Can you find the lines of the listing that include "Molecular" and copy every one?
------ Records provided
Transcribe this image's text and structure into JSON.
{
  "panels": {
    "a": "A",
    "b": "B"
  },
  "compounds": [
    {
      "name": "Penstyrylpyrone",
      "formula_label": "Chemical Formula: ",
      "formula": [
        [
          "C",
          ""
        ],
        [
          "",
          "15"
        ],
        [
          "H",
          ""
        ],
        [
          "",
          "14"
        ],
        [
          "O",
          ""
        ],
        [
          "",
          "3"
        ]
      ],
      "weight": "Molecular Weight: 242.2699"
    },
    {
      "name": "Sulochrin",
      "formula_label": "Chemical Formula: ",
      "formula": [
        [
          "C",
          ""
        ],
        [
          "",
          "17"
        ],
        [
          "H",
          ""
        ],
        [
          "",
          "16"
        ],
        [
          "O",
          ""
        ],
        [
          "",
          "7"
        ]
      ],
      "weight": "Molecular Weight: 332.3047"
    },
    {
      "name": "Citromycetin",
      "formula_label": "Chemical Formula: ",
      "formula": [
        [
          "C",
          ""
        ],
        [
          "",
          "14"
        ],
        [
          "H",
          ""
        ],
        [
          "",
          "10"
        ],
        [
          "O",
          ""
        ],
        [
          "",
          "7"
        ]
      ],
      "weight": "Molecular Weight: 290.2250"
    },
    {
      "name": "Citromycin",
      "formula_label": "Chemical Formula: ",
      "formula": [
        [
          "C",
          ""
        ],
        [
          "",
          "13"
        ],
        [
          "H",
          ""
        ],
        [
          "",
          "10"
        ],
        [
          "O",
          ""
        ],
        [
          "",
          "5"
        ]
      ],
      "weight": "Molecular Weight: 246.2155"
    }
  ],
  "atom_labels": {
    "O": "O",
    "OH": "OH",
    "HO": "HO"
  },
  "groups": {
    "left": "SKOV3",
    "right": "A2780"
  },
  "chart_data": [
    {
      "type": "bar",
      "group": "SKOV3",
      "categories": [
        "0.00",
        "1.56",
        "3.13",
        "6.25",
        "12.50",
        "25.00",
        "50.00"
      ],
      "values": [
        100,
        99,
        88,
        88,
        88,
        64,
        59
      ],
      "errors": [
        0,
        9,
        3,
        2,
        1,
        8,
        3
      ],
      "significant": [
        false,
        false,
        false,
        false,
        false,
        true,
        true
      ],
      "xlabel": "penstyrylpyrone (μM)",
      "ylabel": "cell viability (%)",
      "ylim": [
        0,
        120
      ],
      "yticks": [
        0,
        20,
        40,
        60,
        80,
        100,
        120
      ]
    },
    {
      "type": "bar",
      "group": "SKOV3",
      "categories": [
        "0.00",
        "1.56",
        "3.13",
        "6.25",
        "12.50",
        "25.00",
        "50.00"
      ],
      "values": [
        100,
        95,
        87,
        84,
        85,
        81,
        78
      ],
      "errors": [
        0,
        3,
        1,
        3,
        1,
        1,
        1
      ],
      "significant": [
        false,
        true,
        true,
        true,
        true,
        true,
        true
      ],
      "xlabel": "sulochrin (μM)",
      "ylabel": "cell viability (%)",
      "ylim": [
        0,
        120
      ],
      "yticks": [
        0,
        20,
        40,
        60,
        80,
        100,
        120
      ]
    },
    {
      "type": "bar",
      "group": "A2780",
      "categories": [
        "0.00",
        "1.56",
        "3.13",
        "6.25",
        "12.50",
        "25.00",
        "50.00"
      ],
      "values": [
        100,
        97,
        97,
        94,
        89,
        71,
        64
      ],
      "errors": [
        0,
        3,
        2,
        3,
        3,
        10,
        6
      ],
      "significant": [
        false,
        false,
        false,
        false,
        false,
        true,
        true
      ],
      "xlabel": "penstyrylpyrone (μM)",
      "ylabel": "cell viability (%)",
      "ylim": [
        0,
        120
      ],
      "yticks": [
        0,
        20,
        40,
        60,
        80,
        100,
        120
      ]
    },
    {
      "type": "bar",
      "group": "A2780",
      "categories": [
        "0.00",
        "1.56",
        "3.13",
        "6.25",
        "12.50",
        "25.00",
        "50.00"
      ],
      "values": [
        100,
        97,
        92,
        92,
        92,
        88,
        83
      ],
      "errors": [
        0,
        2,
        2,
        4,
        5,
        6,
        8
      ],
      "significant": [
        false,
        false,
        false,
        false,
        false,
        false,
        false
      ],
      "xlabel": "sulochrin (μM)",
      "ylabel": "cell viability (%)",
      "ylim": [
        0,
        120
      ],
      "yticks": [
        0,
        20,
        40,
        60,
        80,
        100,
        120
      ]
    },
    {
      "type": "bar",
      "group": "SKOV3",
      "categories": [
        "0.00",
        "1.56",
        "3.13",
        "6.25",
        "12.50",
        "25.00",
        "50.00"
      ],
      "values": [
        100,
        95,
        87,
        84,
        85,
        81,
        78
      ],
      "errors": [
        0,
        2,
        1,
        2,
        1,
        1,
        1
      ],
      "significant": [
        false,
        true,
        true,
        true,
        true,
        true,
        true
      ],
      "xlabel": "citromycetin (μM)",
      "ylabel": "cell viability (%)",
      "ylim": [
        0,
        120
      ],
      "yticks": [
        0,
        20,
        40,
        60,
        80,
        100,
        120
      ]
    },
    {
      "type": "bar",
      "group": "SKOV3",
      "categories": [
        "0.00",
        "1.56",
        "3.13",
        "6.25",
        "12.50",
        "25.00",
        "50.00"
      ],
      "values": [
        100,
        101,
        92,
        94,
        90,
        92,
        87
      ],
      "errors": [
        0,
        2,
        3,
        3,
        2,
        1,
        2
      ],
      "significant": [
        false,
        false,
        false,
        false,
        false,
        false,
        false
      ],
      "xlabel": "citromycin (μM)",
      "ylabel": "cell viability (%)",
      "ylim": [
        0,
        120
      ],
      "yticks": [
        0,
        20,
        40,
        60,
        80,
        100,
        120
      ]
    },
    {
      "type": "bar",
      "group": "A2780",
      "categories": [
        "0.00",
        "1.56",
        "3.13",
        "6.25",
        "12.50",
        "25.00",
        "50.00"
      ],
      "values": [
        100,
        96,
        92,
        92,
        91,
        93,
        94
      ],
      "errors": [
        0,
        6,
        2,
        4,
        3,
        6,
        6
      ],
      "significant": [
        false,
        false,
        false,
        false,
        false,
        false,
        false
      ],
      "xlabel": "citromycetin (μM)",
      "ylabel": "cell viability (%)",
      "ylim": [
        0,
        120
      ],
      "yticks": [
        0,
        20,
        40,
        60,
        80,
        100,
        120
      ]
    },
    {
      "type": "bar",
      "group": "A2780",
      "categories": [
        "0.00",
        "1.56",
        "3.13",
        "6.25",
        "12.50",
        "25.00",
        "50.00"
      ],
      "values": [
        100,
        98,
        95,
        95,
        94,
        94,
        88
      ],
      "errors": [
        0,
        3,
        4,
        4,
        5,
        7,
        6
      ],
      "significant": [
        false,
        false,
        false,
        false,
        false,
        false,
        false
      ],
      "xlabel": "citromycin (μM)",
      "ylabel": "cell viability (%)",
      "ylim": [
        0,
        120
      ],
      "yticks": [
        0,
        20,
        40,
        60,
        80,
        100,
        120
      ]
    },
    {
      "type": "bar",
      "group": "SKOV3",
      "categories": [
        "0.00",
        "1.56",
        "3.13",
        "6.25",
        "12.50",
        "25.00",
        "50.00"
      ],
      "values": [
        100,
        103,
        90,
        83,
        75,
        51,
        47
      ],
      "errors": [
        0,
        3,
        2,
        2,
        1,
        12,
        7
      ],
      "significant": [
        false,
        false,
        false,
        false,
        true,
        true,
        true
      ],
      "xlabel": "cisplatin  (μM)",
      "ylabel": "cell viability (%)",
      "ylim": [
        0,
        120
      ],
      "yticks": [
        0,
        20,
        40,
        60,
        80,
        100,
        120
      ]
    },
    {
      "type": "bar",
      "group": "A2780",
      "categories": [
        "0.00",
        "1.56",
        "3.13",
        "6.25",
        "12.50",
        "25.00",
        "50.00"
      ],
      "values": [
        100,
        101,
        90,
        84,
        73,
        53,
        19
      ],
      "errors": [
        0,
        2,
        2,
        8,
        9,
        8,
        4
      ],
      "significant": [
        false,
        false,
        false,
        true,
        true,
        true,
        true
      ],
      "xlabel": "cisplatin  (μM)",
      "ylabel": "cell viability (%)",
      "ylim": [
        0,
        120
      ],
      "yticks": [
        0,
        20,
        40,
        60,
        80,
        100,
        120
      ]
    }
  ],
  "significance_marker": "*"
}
------------
*Written answer*.
      "weight": "Molecular Weight: 242.2699"
      "weight": "Molecular Weight: 332.3047"
      "weight": "Molecular Weight: 290.2250"
      "weight": "Molecular Weight: 246.2155"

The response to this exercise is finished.